= DIRECTIONS FOR THIS TASK =
Output the entries verbatim, including every line.

Collection entries
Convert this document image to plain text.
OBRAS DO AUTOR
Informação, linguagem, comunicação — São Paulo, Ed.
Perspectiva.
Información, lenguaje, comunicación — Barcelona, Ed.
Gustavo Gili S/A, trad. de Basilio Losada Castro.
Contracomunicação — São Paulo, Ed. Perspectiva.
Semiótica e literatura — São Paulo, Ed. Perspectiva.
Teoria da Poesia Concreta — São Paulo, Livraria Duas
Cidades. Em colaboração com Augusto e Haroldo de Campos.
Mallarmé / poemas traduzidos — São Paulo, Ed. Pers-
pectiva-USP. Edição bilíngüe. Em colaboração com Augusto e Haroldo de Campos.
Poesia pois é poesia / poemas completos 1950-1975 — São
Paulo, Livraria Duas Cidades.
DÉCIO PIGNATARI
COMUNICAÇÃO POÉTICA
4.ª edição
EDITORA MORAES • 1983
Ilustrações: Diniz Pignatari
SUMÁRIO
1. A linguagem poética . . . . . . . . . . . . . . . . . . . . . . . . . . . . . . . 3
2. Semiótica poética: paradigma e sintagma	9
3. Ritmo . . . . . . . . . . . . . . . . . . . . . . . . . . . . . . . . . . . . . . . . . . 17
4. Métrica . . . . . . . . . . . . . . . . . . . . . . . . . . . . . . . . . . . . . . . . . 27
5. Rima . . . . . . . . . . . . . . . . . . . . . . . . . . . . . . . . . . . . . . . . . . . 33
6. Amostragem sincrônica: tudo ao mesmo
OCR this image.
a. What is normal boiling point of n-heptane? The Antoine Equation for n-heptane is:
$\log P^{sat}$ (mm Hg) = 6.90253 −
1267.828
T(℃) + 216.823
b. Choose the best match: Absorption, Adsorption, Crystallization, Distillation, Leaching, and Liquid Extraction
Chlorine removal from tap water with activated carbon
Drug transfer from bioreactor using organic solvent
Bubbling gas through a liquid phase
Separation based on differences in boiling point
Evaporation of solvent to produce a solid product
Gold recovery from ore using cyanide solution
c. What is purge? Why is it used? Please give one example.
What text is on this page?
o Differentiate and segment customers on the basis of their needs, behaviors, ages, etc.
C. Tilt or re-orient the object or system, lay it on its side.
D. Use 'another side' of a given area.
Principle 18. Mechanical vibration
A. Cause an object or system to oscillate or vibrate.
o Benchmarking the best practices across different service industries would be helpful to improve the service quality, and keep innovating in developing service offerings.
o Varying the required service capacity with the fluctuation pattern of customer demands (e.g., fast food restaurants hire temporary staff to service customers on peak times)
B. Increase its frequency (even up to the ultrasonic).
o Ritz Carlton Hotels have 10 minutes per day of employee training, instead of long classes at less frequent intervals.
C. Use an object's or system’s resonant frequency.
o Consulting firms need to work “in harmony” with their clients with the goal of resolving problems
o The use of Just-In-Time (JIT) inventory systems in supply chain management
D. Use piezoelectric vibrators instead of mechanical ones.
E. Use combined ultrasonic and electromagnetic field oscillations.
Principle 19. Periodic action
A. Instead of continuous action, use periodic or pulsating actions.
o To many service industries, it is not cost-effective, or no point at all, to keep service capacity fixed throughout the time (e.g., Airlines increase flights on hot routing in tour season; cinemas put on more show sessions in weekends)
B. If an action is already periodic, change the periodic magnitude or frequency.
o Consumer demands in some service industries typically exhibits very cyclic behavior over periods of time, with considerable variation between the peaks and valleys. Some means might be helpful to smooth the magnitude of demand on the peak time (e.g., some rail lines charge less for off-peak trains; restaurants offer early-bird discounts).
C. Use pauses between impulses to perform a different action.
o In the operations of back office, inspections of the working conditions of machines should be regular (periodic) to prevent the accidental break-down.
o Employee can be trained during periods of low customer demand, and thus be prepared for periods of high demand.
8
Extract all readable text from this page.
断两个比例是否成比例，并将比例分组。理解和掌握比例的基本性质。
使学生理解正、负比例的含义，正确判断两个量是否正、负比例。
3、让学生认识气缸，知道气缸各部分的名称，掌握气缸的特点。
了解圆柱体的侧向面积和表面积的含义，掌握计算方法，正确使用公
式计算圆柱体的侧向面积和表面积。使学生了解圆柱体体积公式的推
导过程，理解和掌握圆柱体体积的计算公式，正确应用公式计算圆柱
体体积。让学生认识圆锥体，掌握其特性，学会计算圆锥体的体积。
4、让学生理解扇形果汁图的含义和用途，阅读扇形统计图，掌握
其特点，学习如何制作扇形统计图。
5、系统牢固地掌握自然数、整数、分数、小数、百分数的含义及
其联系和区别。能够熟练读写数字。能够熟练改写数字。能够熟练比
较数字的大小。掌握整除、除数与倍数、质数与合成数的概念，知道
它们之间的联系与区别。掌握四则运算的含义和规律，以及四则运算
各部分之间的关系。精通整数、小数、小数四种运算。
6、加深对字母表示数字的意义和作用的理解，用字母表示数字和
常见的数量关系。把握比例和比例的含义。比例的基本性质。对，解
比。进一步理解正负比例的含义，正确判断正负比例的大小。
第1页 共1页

= RESULT OF THIS TASK =
Convert this document image to plain text.
OBRAS DO AUTOR
Informação, linguagem, comunicação — São Paulo, Ed.
Perspectiva.
Información, lenguaje, comunicación — Barcelona, Ed.
Gustavo Gili S/A, trad. de Basilio Losada Castro.
Contracomunicação — São Paulo, Ed. Perspectiva.
Semiótica e literatura — São Paulo, Ed. Perspectiva.
Teoria da Poesia Concreta — São Paulo, Livraria Duas
Cidades. Em colaboração com Augusto e Haroldo de Campos.
Mallarmé / poemas traduzidos — São Paulo, Ed. Pers-
pectiva-USP. Edição bilíngüe. Em colaboração com Augusto e Haroldo de Campos.
Poesia pois é poesia / poemas completos 1950-1975 — São
Paulo, Livraria Duas Cidades.
DÉCIO PIGNATARI
COMUNICAÇÃO POÉTICA
4.ª edição
EDITORA MORAES • 1983
Ilustrações: Diniz Pignatari
SUMÁRIO
1. A linguagem poética . . . . . . . . . . . . . . . . . . . . . . . . . . . . . . . 3
2. Semiótica poética: paradigma e sintagma	9
3. Ritmo . . . . . . . . . . . . . . . . . . . . . . . . . . . . . . . . . . . . . . . . . . 17
4. Métrica . . . . . . . . . . . . . . . . . . . . . . . . . . . . . . . . . . . . . . . . . 27
5. Rima . . . . . . . . . . . . . . . . . . . . . . . . . . . . . . . . . . . . . . . . . . . 33
6. Amostragem sincrônica: tudo ao mesmo
OCR this image.
a. What is normal boiling point of n-heptane? The Antoine Equation for n-heptane is:
$\log P^{sat}$ (mm Hg) = 6.90253 −
1267.828
T(℃) + 216.823
b. Choose the best match: Absorption, Adsorption, Crystallization, Distillation, Leaching, and Liquid Extraction
Chlorine removal from tap water with activated carbon
Drug transfer from bioreactor using organic solvent
Bubbling gas through a liquid phase
Separation based on differences in boiling point
Evaporation of solvent to produce a solid product
Gold recovery from ore using cyanide solution
c. What is purge? Why is it used? Please give one example.
What text is on this page?
o Differentiate and segment customers on the basis of their needs, behaviors, ages, etc.
C. Tilt or re-orient the object or system, lay it on its side.
D. Use 'another side' of a given area.
Principle 18. Mechanical vibration
A. Cause an object or system to oscillate or vibrate.
o Benchmarking the best practices across different service industries would be helpful to improve the service quality, and keep innovating in developing service offerings.
o Varying the required service capacity with the fluctuation pattern of customer demands (e.g., fast food restaurants hire temporary staff to service customers on peak times)
B. Increase its frequency (even up to the ultrasonic).
o Ritz Carlton Hotels have 10 minutes per day of employee training, instead of long classes at less frequent intervals.
C. Use an object's or system’s resonant frequency.
o Consulting firms need to work “in harmony” with their clients with the goal of resolving problems
o The use of Just-In-Time (JIT) inventory systems in supply chain management
D. Use piezoelectric vibrators instead of mechanical ones.
E. Use combined ultrasonic and electromagnetic field oscillations.
Principle 19. Periodic action
A. Instead of continuous action, use periodic or pulsating actions.
o To many service industries, it is not cost-effective, or no point at all, to keep service capacity fixed throughout the time (e.g., Airlines increase flights on hot routing in tour season; cinemas put on more show sessions in weekends)
B. If an action is already periodic, change the periodic magnitude or frequency.
o Consumer demands in some service industries typically exhibits very cyclic behavior over periods of time, with considerable variation between the peaks and valleys. Some means might be helpful to smooth the magnitude of demand on the peak time (e.g., some rail lines charge less for off-peak trains; restaurants offer early-bird discounts).
C. Use pauses between impulses to perform a different action.
o In the operations of back office, inspections of the working conditions of machines should be regular (periodic) to prevent the accidental break-down.
o Employee can be trained during periods of low customer demand, and thus be prepared for periods of high demand.
8
Extract all readable text from this page.
断两个比例是否成比例，并将比例分组。理解和掌握比例的基本性质。
使学生理解正、负比例的含义，正确判断两个量是否正、负比例。
3、让学生认识气缸，知道气缸各部分的名称，掌握气缸的特点。
了解圆柱体的侧向面积和表面积的含义，掌握计算方法，正确使用公
式计算圆柱体的侧向面积和表面积。使学生了解圆柱体体积公式的推
导过程，理解和掌握圆柱体体积的计算公式，正确应用公式计算圆柱
体体积。让学生认识圆锥体，掌握其特性，学会计算圆锥体的体积。
4、让学生理解扇形果汁图的含义和用途，阅读扇形统计图，掌握
其特点，学习如何制作扇形统计图。
5、系统牢固地掌握自然数、整数、分数、小数、百分数的含义及
其联系和区别。能够熟练读写数字。能够熟练改写数字。能够熟练比
较数字的大小。掌握整除、除数与倍数、质数与合成数的概念，知道
它们之间的联系与区别。掌握四则运算的含义和规律，以及四则运算
各部分之间的关系。精通整数、小数、小数四种运算。
6、加深对字母表示数字的意义和作用的理解，用字母表示数字和
常见的数量关系。把握比例和比例的含义。比例的基本性质。对，解
比。进一步理解正负比例的含义，正确判断正负比例的大小。
第1页 共1页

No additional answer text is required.